>>

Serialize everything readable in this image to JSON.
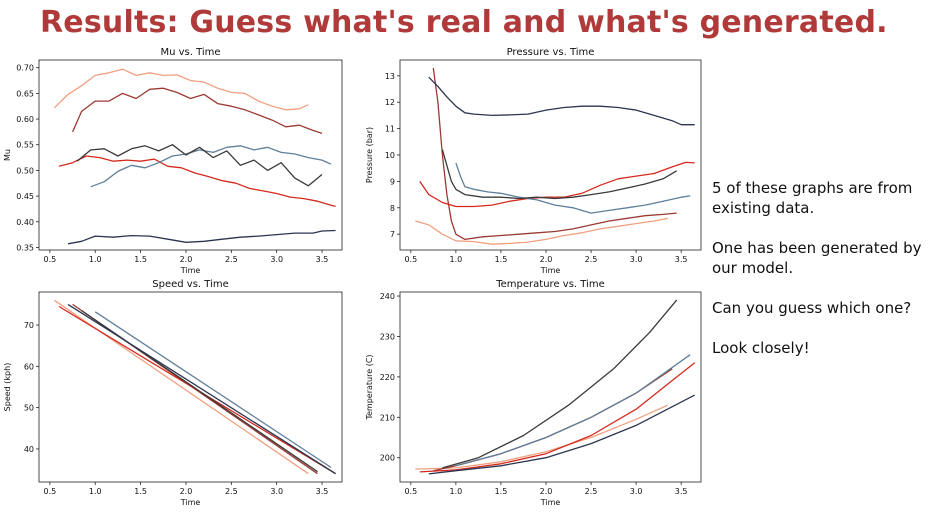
{
  "title": "Results: Guess what's real and what's generated.",
  "side_text": [
    "5 of these graphs are from existing data.",
    "One has been generated by our model.",
    "Can you guess which one?",
    "Look closely!"
  ],
  "series_colors": [
    "#f0a080",
    "#9b3a32",
    "#d42a1e",
    "#5f7f9a",
    "#3a3a3a",
    "#2a3550"
  ],
  "chart_data": [
    {
      "type": "line",
      "title": "Mu vs. Time",
      "xlabel": "Time",
      "ylabel": "Mu",
      "xlim": [
        0.38,
        3.72
      ],
      "ylim": [
        0.345,
        0.715
      ],
      "xticks": [
        0.5,
        1.0,
        1.5,
        2.0,
        2.5,
        3.0,
        3.5
      ],
      "yticks": [
        0.35,
        0.4,
        0.45,
        0.5,
        0.55,
        0.6,
        0.65,
        0.7
      ],
      "tick_format": 2,
      "series": [
        {
          "color": "#f0a080",
          "x": [
            0.55,
            0.7,
            0.85,
            1.0,
            1.15,
            1.3,
            1.45,
            1.6,
            1.75,
            1.9,
            2.05,
            2.2,
            2.35,
            2.5,
            2.65,
            2.8,
            2.95,
            3.1,
            3.25,
            3.35
          ],
          "y": [
            0.622,
            0.648,
            0.665,
            0.685,
            0.69,
            0.697,
            0.685,
            0.69,
            0.685,
            0.686,
            0.675,
            0.672,
            0.66,
            0.652,
            0.65,
            0.635,
            0.625,
            0.618,
            0.62,
            0.628
          ]
        },
        {
          "color": "#9b3a32",
          "x": [
            0.75,
            0.85,
            1.0,
            1.15,
            1.3,
            1.45,
            1.6,
            1.75,
            1.9,
            2.05,
            2.2,
            2.35,
            2.5,
            2.65,
            2.8,
            2.95,
            3.1,
            3.25,
            3.4,
            3.5
          ],
          "y": [
            0.575,
            0.615,
            0.635,
            0.635,
            0.65,
            0.64,
            0.658,
            0.66,
            0.652,
            0.64,
            0.648,
            0.63,
            0.625,
            0.618,
            0.608,
            0.598,
            0.585,
            0.588,
            0.578,
            0.572
          ]
        },
        {
          "color": "#d42a1e",
          "x": [
            0.6,
            0.75,
            0.9,
            1.05,
            1.2,
            1.35,
            1.5,
            1.65,
            1.8,
            1.95,
            2.1,
            2.25,
            2.4,
            2.55,
            2.7,
            2.85,
            3.0,
            3.15,
            3.3,
            3.45,
            3.6,
            3.65
          ],
          "y": [
            0.508,
            0.515,
            0.528,
            0.525,
            0.518,
            0.52,
            0.518,
            0.522,
            0.508,
            0.505,
            0.495,
            0.488,
            0.48,
            0.475,
            0.465,
            0.46,
            0.455,
            0.448,
            0.445,
            0.44,
            0.432,
            0.43
          ]
        },
        {
          "color": "#5f7f9a",
          "x": [
            0.95,
            1.1,
            1.25,
            1.4,
            1.55,
            1.7,
            1.85,
            2.0,
            2.15,
            2.3,
            2.45,
            2.6,
            2.75,
            2.9,
            3.05,
            3.2,
            3.35,
            3.5,
            3.6
          ],
          "y": [
            0.468,
            0.478,
            0.498,
            0.51,
            0.505,
            0.515,
            0.528,
            0.532,
            0.54,
            0.535,
            0.545,
            0.548,
            0.54,
            0.545,
            0.535,
            0.532,
            0.525,
            0.52,
            0.512
          ]
        },
        {
          "color": "#3a3a3a",
          "x": [
            0.8,
            0.95,
            1.1,
            1.25,
            1.4,
            1.55,
            1.7,
            1.85,
            2.0,
            2.15,
            2.3,
            2.45,
            2.6,
            2.75,
            2.9,
            3.05,
            3.2,
            3.35,
            3.5
          ],
          "y": [
            0.518,
            0.54,
            0.542,
            0.528,
            0.542,
            0.548,
            0.538,
            0.55,
            0.53,
            0.545,
            0.525,
            0.538,
            0.51,
            0.52,
            0.5,
            0.515,
            0.485,
            0.47,
            0.492
          ]
        },
        {
          "color": "#2a3550",
          "x": [
            0.7,
            0.85,
            1.0,
            1.2,
            1.4,
            1.6,
            1.8,
            2.0,
            2.2,
            2.4,
            2.6,
            2.8,
            3.0,
            3.2,
            3.4,
            3.5,
            3.65
          ],
          "y": [
            0.357,
            0.362,
            0.372,
            0.37,
            0.373,
            0.372,
            0.366,
            0.36,
            0.362,
            0.366,
            0.37,
            0.372,
            0.375,
            0.378,
            0.378,
            0.382,
            0.383
          ]
        }
      ]
    },
    {
      "type": "line",
      "title": "Pressure vs. Time",
      "xlabel": "Time",
      "ylabel": "Pressure (bar)",
      "xlim": [
        0.38,
        3.72
      ],
      "ylim": [
        6.4,
        13.6
      ],
      "xticks": [
        0.5,
        1.0,
        1.5,
        2.0,
        2.5,
        3.0,
        3.5
      ],
      "yticks": [
        7,
        8,
        9,
        10,
        11,
        12,
        13
      ],
      "tick_format": 0,
      "series": [
        {
          "color": "#f0a080",
          "x": [
            0.55,
            0.7,
            0.85,
            1.0,
            1.2,
            1.4,
            1.6,
            1.8,
            2.0,
            2.2,
            2.4,
            2.6,
            2.8,
            3.0,
            3.2,
            3.35
          ],
          "y": [
            7.5,
            7.35,
            7.0,
            6.75,
            6.72,
            6.62,
            6.65,
            6.7,
            6.8,
            6.95,
            7.05,
            7.2,
            7.3,
            7.4,
            7.5,
            7.6
          ]
        },
        {
          "color": "#9b3a32",
          "x": [
            0.75,
            0.8,
            0.85,
            0.9,
            0.95,
            1.0,
            1.1,
            1.3,
            1.5,
            1.7,
            1.9,
            2.1,
            2.3,
            2.5,
            2.7,
            2.9,
            3.1,
            3.3,
            3.45
          ],
          "y": [
            13.3,
            12.0,
            10.0,
            8.5,
            7.5,
            7.0,
            6.8,
            6.9,
            6.95,
            7.0,
            7.05,
            7.1,
            7.2,
            7.35,
            7.5,
            7.6,
            7.7,
            7.75,
            7.8
          ]
        },
        {
          "color": "#d42a1e",
          "x": [
            0.6,
            0.7,
            0.85,
            1.0,
            1.2,
            1.4,
            1.6,
            1.8,
            2.0,
            2.2,
            2.4,
            2.6,
            2.8,
            3.0,
            3.2,
            3.4,
            3.55,
            3.65
          ],
          "y": [
            9.0,
            8.5,
            8.2,
            8.05,
            8.05,
            8.1,
            8.25,
            8.35,
            8.4,
            8.4,
            8.55,
            8.85,
            9.1,
            9.2,
            9.3,
            9.55,
            9.72,
            9.7
          ]
        },
        {
          "color": "#5f7f9a",
          "x": [
            1.0,
            1.05,
            1.1,
            1.2,
            1.35,
            1.5,
            1.7,
            1.9,
            2.1,
            2.3,
            2.5,
            2.7,
            2.9,
            3.1,
            3.3,
            3.5,
            3.6
          ],
          "y": [
            9.7,
            9.2,
            8.8,
            8.7,
            8.6,
            8.55,
            8.4,
            8.3,
            8.1,
            8.0,
            7.8,
            7.9,
            8.0,
            8.1,
            8.25,
            8.4,
            8.45
          ]
        },
        {
          "color": "#3a3a3a",
          "x": [
            0.85,
            0.9,
            0.95,
            1.0,
            1.1,
            1.3,
            1.5,
            1.7,
            1.9,
            2.1,
            2.3,
            2.5,
            2.7,
            2.9,
            3.1,
            3.3,
            3.45
          ],
          "y": [
            10.2,
            9.6,
            9.0,
            8.7,
            8.5,
            8.4,
            8.4,
            8.35,
            8.4,
            8.35,
            8.4,
            8.5,
            8.6,
            8.75,
            8.9,
            9.1,
            9.4
          ]
        },
        {
          "color": "#2a3550",
          "x": [
            0.7,
            0.8,
            0.9,
            1.0,
            1.1,
            1.2,
            1.4,
            1.6,
            1.8,
            2.0,
            2.2,
            2.4,
            2.6,
            2.8,
            3.0,
            3.2,
            3.4,
            3.5,
            3.65
          ],
          "y": [
            12.95,
            12.6,
            12.2,
            11.85,
            11.6,
            11.55,
            11.5,
            11.52,
            11.55,
            11.7,
            11.8,
            11.85,
            11.85,
            11.8,
            11.7,
            11.5,
            11.3,
            11.15,
            11.15
          ]
        }
      ]
    },
    {
      "type": "line",
      "title": "Speed vs. Time",
      "xlabel": "Time",
      "ylabel": "Speed (kph)",
      "xlim": [
        0.38,
        3.72
      ],
      "ylim": [
        32,
        78
      ],
      "xticks": [
        0.5,
        1.0,
        1.5,
        2.0,
        2.5,
        3.0,
        3.5
      ],
      "yticks": [
        40,
        50,
        60,
        70
      ],
      "tick_format": 0,
      "series": [
        {
          "color": "#f0a080",
          "x": [
            0.55,
            3.35
          ],
          "y": [
            76.0,
            34.0
          ]
        },
        {
          "color": "#9b3a32",
          "x": [
            0.75,
            3.45
          ],
          "y": [
            75.0,
            34.0
          ]
        },
        {
          "color": "#d42a1e",
          "x": [
            0.6,
            3.65
          ],
          "y": [
            74.5,
            34.0
          ]
        },
        {
          "color": "#5f7f9a",
          "x": [
            1.0,
            3.6
          ],
          "y": [
            73.2,
            35.5
          ]
        },
        {
          "color": "#3a3a3a",
          "x": [
            0.85,
            3.45
          ],
          "y": [
            73.5,
            34.5
          ]
        },
        {
          "color": "#2a3550",
          "x": [
            0.7,
            3.65
          ],
          "y": [
            75.0,
            34.0
          ]
        }
      ]
    },
    {
      "type": "line",
      "title": "Temperature vs. Time",
      "xlabel": "Time",
      "ylabel": "Temperature (C)",
      "xlim": [
        0.38,
        3.72
      ],
      "ylim": [
        194,
        241
      ],
      "xticks": [
        0.5,
        1.0,
        1.5,
        2.0,
        2.5,
        3.0,
        3.5
      ],
      "yticks": [
        200,
        210,
        220,
        230,
        240
      ],
      "tick_format": 0,
      "series": [
        {
          "color": "#f0a080",
          "x": [
            0.55,
            1.0,
            1.5,
            2.0,
            2.5,
            3.0,
            3.35
          ],
          "y": [
            197.2,
            197.5,
            199.0,
            201.5,
            205.0,
            209.5,
            213.0
          ]
        },
        {
          "color": "#9b3a32",
          "x": [
            0.75,
            1.0,
            1.5,
            2.0,
            2.5,
            3.0,
            3.4
          ],
          "y": [
            196.8,
            198.0,
            201.0,
            205.0,
            210.0,
            216.0,
            222.0
          ]
        },
        {
          "color": "#d42a1e",
          "x": [
            0.6,
            1.0,
            1.5,
            2.0,
            2.5,
            3.0,
            3.65
          ],
          "y": [
            196.5,
            197.0,
            198.5,
            201.0,
            205.5,
            212.0,
            223.5
          ]
        },
        {
          "color": "#5f7f9a",
          "x": [
            1.0,
            1.5,
            2.0,
            2.5,
            3.0,
            3.6
          ],
          "y": [
            198.0,
            201.0,
            205.0,
            210.0,
            216.0,
            225.5
          ]
        },
        {
          "color": "#3a3a3a",
          "x": [
            0.85,
            1.25,
            1.75,
            2.25,
            2.75,
            3.15,
            3.45
          ],
          "y": [
            197.5,
            200.0,
            205.5,
            213.0,
            222.0,
            231.0,
            239.0
          ]
        },
        {
          "color": "#2a3550",
          "x": [
            0.7,
            1.0,
            1.5,
            2.0,
            2.5,
            3.0,
            3.65
          ],
          "y": [
            196.0,
            196.8,
            198.0,
            200.0,
            203.5,
            208.0,
            215.5
          ]
        }
      ]
    }
  ]
}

<<

■ **TASK**:
From the listing above, collect every line that mentions the word "Speed".

■ **SOLUTION FOR THIS TASK**:
      "title": "Speed vs. Time",
      "ylabel": "Speed (kph)",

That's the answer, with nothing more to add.